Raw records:
-=-=-=-=-

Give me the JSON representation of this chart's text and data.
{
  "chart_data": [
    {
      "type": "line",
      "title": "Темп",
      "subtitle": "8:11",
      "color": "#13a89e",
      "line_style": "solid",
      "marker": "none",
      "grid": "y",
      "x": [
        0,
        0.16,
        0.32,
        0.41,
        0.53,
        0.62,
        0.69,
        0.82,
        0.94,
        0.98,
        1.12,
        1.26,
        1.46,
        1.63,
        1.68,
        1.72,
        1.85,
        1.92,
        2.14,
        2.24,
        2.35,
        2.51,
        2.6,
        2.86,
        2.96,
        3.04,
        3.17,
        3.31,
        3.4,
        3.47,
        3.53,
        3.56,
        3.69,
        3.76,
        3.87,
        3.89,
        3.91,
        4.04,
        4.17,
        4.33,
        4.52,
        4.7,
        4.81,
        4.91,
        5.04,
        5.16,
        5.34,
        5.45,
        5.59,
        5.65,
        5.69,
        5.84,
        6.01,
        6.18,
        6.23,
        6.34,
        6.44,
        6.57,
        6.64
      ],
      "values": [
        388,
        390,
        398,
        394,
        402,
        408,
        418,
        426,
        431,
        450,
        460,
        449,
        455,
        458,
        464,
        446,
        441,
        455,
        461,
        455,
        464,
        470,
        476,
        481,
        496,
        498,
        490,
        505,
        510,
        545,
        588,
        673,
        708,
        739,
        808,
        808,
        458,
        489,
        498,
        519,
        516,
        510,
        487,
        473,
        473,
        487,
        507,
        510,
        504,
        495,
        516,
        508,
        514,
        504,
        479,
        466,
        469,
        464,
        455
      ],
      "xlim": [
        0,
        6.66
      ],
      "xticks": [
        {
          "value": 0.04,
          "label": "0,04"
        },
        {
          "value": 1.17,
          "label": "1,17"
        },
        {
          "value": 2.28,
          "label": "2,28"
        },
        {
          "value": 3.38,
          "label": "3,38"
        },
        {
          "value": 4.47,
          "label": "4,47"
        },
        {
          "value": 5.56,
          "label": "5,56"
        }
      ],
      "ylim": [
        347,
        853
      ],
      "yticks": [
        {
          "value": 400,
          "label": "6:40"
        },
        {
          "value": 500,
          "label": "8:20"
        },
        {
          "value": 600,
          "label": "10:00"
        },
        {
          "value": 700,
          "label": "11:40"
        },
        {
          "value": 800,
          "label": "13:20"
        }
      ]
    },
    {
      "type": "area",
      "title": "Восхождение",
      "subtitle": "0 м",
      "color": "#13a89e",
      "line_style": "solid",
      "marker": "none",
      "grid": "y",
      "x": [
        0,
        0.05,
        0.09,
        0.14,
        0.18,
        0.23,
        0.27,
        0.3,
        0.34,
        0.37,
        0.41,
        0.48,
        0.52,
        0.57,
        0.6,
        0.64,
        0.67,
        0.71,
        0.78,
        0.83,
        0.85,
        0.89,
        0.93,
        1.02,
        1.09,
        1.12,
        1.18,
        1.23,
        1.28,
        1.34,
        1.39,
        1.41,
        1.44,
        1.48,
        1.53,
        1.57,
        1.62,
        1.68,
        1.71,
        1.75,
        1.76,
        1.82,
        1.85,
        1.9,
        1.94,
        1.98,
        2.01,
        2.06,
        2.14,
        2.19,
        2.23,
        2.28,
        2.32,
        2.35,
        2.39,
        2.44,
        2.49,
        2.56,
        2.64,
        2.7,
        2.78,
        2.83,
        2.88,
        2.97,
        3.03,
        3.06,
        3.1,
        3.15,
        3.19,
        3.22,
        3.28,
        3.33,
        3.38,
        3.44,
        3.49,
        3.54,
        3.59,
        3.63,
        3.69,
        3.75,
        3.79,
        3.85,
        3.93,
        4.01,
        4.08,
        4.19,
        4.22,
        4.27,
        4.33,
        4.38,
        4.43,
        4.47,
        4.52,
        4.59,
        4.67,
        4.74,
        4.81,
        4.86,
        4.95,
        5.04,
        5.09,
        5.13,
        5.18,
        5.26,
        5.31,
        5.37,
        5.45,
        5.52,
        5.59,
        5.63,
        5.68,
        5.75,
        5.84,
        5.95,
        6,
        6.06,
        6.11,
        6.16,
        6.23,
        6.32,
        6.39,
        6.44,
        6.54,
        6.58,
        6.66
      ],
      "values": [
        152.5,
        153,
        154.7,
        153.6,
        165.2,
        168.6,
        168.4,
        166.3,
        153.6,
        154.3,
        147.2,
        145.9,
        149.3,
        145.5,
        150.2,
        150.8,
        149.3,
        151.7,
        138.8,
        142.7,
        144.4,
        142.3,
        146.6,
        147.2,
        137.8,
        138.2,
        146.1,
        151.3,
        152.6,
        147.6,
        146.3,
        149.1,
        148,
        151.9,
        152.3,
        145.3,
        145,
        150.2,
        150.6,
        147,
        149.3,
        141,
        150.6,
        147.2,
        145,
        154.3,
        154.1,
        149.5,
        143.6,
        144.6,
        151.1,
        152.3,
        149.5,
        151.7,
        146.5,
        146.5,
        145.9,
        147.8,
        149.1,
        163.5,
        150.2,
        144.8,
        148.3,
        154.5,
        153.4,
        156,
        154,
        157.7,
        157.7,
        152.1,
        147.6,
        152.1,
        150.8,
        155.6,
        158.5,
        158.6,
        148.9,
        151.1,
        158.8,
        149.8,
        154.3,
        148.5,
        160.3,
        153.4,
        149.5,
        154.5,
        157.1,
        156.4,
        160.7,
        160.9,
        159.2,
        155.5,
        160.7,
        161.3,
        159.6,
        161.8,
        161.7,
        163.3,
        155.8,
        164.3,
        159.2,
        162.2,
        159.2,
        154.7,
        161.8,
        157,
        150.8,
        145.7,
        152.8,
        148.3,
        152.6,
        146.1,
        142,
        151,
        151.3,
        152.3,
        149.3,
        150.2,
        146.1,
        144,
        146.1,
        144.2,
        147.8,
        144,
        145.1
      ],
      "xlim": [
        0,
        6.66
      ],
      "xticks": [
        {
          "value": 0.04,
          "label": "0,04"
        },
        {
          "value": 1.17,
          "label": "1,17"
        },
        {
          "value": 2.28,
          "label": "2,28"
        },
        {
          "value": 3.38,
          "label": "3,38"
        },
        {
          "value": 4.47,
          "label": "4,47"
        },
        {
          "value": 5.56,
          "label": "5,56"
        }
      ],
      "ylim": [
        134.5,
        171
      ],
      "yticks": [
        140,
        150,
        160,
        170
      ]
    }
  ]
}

-=-=-=-=-

▶ **Stated task**: Copy each entry exactly, with nothing added or dropped.

▶ **Written solution**:
Give me the JSON representation of this chart's text and data.
{
  "chart_data": [
    {
      "type": "line",
      "title": "Темп",
      "subtitle": "8:11",
      "color": "#13a89e",
      "line_style": "solid",
      "marker": "none",
      "grid": "y",
      "x": [
        0,
        0.16,
        0.32,
        0.41,
        0.53,
        0.62,
        0.69,
        0.82,
        0.94,
        0.98,
        1.12,
        1.26,
        1.46,
        1.63,
        1.68,
        1.72,
        1.85,
        1.92,
        2.14,
        2.24,
        2.35,
        2.51,
        2.6,
        2.86,
        2.96,
        3.04,
        3.17,
        3.31,
        3.4,
        3.47,
        3.53,
        3.56,
        3.69,
        3.76,
        3.87,
        3.89,
        3.91,
        4.04,
        4.17,
        4.33,
        4.52,
        4.7,
        4.81,
        4.91,
        5.04,
        5.16,
        5.34,
        5.45,
        5.59,
        5.65,
        5.69,
        5.84,
        6.01,
        6.18,
        6.23,
        6.34,
        6.44,
        6.57,
        6.64
      ],
      "values": [
        388,
        390,
        398,
        394,
        402,
        408,
        418,
        426,
        431,
        450,
        460,
        449,
        455,
        458,
        464,
        446,
        441,
        455,
        461,
        455,
        464,
        470,
        476,
        481,
        496,
        498,
        490,
        505,
        510,
        545,
        588,
        673,
        708,
        739,
        808,
        808,
        458,
        489,
        498,
        519,
        516,
        510,
        487,
        473,
        473,
        487,
        507,
        510,
        504,
        495,
        516,
        508,
        514,
        504,
        479,
        466,
        469,
        464,
        455
      ],
      "xlim": [
        0,
        6.66
      ],
      "xticks": [
        {
          "value": 0.04,
          "label": "0,04"
        },
        {
          "value": 1.17,
          "label": "1,17"
        },
        {
          "value": 2.28,
          "label": "2,28"
        },
        {
          "value": 3.38,
          "label": "3,38"
        },
        {
          "value": 4.47,
          "label": "4,47"
        },
        {
          "value": 5.56,
          "label": "5,56"
        }
      ],
      "ylim": [
        347,
        853
      ],
      "yticks": [
        {
          "value": 400,
          "label": "6:40"
        },
        {
          "value": 500,
          "label": "8:20"
        },
        {
          "value": 600,
          "label": "10:00"
        },
        {
          "value": 700,
          "label": "11:40"
        },
        {
          "value": 800,
          "label": "13:20"
        }
      ]
    },
    {
      "type": "area",
      "title": "Восхождение",
      "subtitle": "0 м",
      "color": "#13a89e",
      "line_style": "solid",
      "marker": "none",
      "grid": "y",
      "x": [
        0,
        0.05,
        0.09,
        0.14,
        0.18,
        0.23,
        0.27,
        0.3,
        0.34,
        0.37,
        0.41,
        0.48,
        0.52,
        0.57,
        0.6,
        0.64,
        0.67,
        0.71,
        0.78,
        0.83,
        0.85,
        0.89,
        0.93,
        1.02,
        1.09,
        1.12,
        1.18,
        1.23,
        1.28,
        1.34,
        1.39,
        1.41,
        1.44,
        1.48,
        1.53,
        1.57,
        1.62,
        1.68,
        1.71,
        1.75,
        1.76,
        1.82,
        1.85,
        1.9,
        1.94,
        1.98,
        2.01,
        2.06,
        2.14,
        2.19,
        2.23,
        2.28,
        2.32,
        2.35,
        2.39,
        2.44,
        2.49,
        2.56,
        2.64,
        2.7,
        2.78,
        2.83,
        2.88,
        2.97,
        3.03,
        3.06,
        3.1,
        3.15,
        3.19,
        3.22,
        3.28,
        3.33,
        3.38,
        3.44,
        3.49,
        3.54,
        3.59,
        3.63,
        3.69,
        3.75,
        3.79,
        3.85,
        3.93,
        4.01,
        4.08,
        4.19,
        4.22,
        4.27,
        4.33,
        4.38,
        4.43,
        4.47,
        4.52,
        4.59,
        4.67,
        4.74,
        4.81,
        4.86,
        4.95,
        5.04,
        5.09,
        5.13,
        5.18,
        5.26,
        5.31,
        5.37,
        5.45,
        5.52,
        5.59,
        5.63,
        5.68,
        5.75,
        5.84,
        5.95,
        6,
        6.06,
        6.11,
        6.16,
        6.23,
        6.32,
        6.39,
        6.44,
        6.54,
        6.58,
        6.66
      ],
      "values": [
        152.5,
        153,
        154.7,
        153.6,
        165.2,
        168.6,
        168.4,
        166.3,
        153.6,
        154.3,
        147.2,
        145.9,
        149.3,
        145.5,
        150.2,
        150.8,
        149.3,
        151.7,
        138.8,
        142.7,
        144.4,
        142.3,
        146.6,
        147.2,
        137.8,
        138.2,
        146.1,
        151.3,
        152.6,
        147.6,
        146.3,
        149.1,
        148,
        151.9,
        152.3,
        145.3,
        145,
        150.2,
        150.6,
        147,
        149.3,
        141,
        150.6,
        147.2,
        145,
        154.3,
        154.1,
        149.5,
        143.6,
        144.6,
        151.1,
        152.3,
        149.5,
        151.7,
        146.5,
        146.5,
        145.9,
        147.8,
        149.1,
        163.5,
        150.2,
        144.8,
        148.3,
        154.5,
        153.4,
        156,
        154,
        157.7,
        157.7,
        152.1,
        147.6,
        152.1,
        150.8,
        155.6,
        158.5,
        158.6,
        148.9,
        151.1,
        158.8,
        149.8,
        154.3,
        148.5,
        160.3,
        153.4,
        149.5,
        154.5,
        157.1,
        156.4,
        160.7,
        160.9,
        159.2,
        155.5,
        160.7,
        161.3,
        159.6,
        161.8,
        161.7,
        163.3,
        155.8,
        164.3,
        159.2,
        162.2,
        159.2,
        154.7,
        161.8,
        157,
        150.8,
        145.7,
        152.8,
        148.3,
        152.6,
        146.1,
        142,
        151,
        151.3,
        152.3,
        149.3,
        150.2,
        146.1,
        144,
        146.1,
        144.2,
        147.8,
        144,
        145.1
      ],
      "xlim": [
        0,
        6.66
      ],
      "xticks": [
        {
          "value": 0.04,
          "label": "0,04"
        },
        {
          "value": 1.17,
          "label": "1,17"
        },
        {
          "value": 2.28,
          "label": "2,28"
        },
        {
          "value": 3.38,
          "label": "3,38"
        },
        {
          "value": 4.47,
          "label": "4,47"
        },
        {
          "value": 5.56,
          "label": "5,56"
        }
      ],
      "ylim": [
        134.5,
        171
      ],
      "yticks": [
        140,
        150,
        160,
        170
      ]
    }
  ]
}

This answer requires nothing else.